=== PROVIDED RECORDS ===
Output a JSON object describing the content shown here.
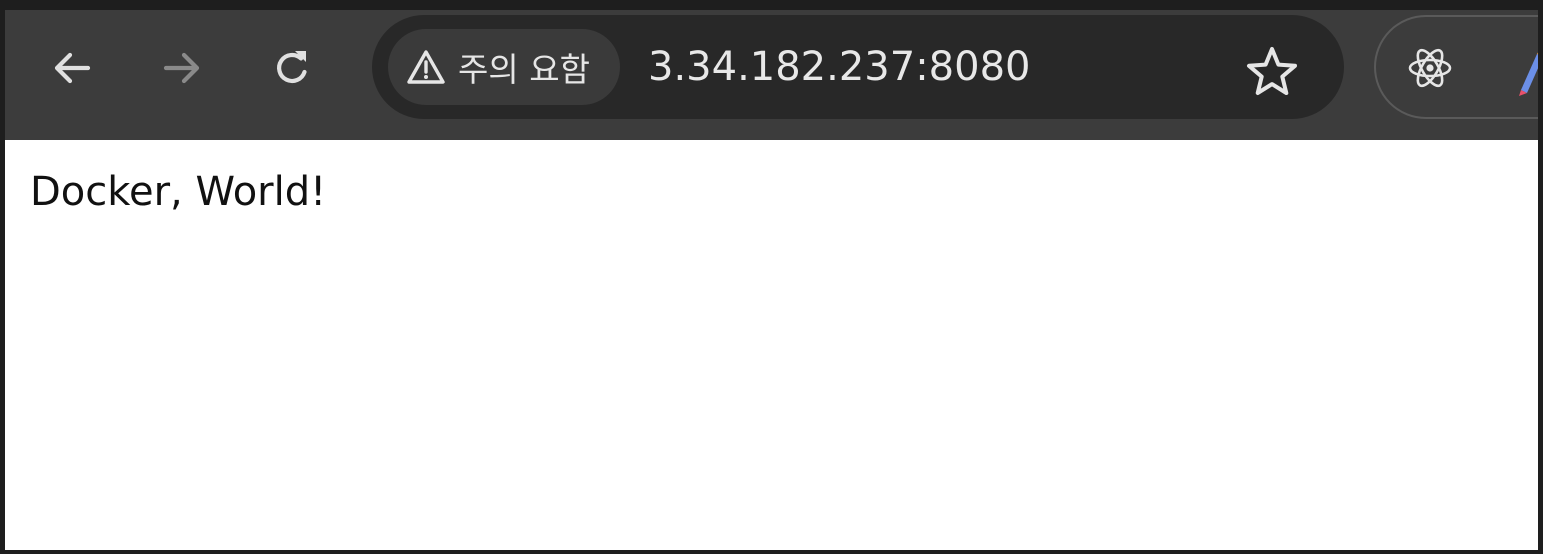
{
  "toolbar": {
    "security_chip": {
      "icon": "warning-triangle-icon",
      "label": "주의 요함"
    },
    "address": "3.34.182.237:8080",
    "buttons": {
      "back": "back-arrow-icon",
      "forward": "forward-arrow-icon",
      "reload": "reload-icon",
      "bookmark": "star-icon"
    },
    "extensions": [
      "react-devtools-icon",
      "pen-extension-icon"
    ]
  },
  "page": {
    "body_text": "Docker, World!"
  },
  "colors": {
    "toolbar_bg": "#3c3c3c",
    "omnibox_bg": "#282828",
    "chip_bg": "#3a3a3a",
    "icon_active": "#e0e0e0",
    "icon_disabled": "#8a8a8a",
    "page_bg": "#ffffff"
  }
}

---

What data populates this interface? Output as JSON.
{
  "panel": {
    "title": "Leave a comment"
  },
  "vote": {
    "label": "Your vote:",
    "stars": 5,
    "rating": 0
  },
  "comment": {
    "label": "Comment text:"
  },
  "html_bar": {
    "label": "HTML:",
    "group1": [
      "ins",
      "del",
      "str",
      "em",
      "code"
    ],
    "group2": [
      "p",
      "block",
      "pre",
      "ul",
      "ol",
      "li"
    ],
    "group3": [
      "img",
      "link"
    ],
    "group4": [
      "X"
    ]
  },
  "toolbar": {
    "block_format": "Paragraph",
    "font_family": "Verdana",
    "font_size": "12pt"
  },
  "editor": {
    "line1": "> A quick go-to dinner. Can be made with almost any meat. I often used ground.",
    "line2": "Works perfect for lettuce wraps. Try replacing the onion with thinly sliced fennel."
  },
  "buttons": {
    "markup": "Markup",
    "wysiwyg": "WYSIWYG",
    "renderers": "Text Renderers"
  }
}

--

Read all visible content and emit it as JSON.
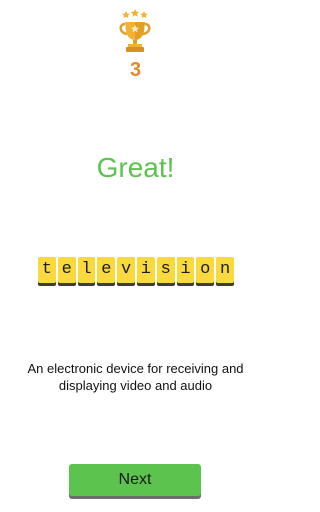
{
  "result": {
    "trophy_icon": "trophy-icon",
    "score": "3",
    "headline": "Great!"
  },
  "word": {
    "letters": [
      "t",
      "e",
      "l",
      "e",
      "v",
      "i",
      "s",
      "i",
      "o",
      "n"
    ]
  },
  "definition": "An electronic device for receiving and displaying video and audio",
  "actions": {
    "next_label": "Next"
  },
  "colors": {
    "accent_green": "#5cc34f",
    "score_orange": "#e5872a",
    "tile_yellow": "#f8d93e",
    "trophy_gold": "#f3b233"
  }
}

=== REQUIRED WORK ===
Using the records above, pull out each line where the word "Output" occurs.

=== ANSWER BELOW ===
Output a JSON object describing the content shown here.
What data populates this interface? Output as JSON.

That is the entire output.